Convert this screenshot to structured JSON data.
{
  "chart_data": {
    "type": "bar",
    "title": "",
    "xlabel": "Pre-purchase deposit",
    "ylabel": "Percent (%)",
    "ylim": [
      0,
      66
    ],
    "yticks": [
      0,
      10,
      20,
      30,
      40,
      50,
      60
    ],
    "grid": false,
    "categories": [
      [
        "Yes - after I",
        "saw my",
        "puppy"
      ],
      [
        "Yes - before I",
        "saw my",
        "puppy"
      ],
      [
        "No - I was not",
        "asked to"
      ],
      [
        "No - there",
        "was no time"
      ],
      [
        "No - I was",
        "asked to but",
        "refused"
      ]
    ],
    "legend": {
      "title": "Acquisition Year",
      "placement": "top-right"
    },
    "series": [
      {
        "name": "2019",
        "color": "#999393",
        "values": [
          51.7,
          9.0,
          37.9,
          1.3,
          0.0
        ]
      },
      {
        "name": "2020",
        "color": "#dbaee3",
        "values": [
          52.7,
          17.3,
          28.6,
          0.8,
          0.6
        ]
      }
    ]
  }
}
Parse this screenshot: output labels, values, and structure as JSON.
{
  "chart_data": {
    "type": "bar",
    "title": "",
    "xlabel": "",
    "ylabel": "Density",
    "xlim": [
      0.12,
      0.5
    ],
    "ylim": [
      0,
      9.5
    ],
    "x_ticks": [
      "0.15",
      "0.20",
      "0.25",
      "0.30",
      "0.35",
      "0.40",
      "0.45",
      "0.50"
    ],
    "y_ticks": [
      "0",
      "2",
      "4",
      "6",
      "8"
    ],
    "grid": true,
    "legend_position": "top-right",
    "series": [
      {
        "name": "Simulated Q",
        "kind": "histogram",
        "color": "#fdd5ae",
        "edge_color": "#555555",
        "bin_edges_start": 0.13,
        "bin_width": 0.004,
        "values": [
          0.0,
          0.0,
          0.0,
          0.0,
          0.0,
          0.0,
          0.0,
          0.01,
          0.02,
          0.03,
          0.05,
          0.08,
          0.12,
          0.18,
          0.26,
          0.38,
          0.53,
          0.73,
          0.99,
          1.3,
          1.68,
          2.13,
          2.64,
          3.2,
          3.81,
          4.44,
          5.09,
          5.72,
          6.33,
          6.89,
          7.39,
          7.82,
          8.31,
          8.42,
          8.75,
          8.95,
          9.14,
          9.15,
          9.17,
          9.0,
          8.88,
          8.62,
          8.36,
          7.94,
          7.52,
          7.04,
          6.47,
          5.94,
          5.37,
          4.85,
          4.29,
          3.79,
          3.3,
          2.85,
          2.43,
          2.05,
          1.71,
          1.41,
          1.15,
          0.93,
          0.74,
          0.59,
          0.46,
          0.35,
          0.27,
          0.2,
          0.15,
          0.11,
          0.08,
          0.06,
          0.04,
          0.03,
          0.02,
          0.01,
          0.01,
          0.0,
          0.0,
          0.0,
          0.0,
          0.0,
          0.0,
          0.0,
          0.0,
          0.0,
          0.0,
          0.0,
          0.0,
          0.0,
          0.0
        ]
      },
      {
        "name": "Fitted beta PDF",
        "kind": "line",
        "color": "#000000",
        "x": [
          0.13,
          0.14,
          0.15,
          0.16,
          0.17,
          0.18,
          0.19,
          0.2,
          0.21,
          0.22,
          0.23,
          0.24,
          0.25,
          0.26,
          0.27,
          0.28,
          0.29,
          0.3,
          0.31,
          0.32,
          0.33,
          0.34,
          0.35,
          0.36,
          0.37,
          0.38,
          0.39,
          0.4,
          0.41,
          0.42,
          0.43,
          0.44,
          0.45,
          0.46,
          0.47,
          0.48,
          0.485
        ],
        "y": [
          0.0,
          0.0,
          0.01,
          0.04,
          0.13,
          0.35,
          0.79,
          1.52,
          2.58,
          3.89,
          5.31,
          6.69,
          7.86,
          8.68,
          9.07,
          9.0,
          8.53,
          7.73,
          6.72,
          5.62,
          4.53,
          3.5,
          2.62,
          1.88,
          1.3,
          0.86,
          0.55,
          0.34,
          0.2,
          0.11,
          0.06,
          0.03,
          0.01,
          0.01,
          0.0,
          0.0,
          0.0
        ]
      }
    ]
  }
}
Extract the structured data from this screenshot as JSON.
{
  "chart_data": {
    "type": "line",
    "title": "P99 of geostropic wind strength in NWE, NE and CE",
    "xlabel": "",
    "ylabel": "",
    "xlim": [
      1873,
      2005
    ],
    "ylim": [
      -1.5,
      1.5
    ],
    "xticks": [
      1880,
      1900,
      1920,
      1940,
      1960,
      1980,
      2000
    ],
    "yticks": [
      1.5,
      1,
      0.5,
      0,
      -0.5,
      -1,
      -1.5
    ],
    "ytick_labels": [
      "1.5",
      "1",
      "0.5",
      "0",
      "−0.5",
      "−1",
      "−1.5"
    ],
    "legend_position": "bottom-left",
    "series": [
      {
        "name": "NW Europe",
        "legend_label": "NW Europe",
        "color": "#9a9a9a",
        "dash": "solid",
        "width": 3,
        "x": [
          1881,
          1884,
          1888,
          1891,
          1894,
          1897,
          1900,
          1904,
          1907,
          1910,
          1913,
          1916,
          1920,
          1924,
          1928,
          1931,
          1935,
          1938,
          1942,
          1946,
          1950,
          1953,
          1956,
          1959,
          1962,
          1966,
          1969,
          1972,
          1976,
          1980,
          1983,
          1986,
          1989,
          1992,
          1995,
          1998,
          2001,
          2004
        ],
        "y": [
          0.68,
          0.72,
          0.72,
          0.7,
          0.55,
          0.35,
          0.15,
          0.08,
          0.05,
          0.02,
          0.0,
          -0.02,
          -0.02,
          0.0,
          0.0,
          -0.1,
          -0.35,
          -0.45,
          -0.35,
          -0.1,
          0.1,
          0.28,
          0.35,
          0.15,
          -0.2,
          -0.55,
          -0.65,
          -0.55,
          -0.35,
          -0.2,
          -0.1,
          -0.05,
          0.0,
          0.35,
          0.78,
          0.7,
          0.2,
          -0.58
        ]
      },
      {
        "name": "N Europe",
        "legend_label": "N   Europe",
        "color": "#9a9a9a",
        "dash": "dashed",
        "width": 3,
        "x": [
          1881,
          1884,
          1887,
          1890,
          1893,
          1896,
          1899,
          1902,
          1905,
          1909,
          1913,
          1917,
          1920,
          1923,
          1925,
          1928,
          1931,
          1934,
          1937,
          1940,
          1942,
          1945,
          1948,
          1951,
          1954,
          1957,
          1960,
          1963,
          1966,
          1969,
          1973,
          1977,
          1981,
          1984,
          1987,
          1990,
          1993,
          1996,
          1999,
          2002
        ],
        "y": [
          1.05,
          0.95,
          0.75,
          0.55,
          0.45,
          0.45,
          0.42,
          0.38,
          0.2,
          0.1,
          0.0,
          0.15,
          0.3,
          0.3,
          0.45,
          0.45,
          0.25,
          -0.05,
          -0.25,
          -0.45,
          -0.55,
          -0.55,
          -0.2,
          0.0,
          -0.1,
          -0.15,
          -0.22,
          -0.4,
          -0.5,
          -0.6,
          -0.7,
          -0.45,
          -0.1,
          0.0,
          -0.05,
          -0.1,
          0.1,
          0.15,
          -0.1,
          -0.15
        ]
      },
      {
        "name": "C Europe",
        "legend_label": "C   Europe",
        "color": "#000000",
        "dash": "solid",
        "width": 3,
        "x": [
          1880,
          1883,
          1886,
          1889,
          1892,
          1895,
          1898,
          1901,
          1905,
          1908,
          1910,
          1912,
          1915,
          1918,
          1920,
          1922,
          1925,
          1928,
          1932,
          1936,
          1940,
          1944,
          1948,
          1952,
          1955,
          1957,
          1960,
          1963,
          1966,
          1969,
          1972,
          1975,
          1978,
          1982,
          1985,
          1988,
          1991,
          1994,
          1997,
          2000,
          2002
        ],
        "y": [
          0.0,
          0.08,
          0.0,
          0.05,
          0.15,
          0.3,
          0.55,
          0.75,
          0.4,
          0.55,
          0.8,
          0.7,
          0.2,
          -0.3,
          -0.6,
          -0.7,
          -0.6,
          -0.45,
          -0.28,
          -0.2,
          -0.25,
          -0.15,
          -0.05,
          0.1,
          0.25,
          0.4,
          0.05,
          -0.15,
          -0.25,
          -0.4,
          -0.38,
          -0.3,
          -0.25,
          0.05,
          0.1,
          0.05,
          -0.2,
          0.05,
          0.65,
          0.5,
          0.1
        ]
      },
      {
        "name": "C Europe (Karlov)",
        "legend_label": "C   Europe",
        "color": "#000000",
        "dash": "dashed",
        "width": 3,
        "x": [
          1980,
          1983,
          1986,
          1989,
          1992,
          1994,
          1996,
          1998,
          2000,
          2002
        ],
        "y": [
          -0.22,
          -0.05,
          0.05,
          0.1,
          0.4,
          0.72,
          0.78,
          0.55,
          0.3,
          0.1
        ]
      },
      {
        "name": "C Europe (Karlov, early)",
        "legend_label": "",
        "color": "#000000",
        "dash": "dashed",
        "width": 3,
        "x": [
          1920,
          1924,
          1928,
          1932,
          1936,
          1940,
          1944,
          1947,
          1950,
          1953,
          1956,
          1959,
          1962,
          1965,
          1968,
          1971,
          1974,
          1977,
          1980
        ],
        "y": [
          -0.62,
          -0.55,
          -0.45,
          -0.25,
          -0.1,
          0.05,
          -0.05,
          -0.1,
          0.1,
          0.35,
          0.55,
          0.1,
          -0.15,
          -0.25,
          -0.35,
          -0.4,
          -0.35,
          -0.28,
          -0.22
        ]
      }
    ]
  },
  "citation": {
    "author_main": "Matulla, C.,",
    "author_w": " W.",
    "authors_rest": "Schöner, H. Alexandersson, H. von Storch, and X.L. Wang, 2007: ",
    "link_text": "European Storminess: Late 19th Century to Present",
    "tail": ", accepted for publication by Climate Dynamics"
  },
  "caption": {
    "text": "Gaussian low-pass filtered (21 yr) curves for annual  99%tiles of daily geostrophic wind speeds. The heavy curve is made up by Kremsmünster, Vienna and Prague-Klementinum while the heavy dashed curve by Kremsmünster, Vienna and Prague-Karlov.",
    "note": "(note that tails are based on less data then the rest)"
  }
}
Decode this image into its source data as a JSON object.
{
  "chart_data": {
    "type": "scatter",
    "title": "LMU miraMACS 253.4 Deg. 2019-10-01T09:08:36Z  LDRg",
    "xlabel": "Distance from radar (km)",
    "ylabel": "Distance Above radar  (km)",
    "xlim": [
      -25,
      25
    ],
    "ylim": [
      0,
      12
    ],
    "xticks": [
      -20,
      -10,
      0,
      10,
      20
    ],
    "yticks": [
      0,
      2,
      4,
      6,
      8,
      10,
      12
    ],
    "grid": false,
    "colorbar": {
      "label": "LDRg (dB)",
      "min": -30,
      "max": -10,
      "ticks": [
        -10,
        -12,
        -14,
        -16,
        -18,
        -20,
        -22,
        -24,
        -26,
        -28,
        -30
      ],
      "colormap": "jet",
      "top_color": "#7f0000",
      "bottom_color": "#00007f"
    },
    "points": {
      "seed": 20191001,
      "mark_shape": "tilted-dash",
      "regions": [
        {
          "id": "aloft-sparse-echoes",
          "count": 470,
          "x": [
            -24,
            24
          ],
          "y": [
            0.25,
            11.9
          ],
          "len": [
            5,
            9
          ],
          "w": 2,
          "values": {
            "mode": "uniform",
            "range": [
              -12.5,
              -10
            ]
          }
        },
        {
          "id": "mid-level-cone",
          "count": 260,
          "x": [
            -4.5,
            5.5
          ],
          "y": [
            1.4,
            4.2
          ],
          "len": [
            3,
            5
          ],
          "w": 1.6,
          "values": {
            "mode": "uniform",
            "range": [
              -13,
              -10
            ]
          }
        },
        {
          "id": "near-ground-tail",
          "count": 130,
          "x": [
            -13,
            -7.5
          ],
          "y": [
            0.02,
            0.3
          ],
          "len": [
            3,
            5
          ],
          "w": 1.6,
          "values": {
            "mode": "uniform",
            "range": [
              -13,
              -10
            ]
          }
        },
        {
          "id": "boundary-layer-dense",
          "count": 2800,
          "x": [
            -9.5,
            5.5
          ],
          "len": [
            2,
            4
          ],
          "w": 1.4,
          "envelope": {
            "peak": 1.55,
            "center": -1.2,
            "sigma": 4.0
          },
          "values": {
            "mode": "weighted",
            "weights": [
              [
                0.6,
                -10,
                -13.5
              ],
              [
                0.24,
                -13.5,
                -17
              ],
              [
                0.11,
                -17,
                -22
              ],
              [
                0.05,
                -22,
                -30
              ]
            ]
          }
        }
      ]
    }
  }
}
------------------------
Copy out each line of the data where the string "Distance" appears.

> **TASK SOLUTION**:
    "xlabel": "Distance from radar (km)",
    "ylabel": "Distance Above radar  (km)",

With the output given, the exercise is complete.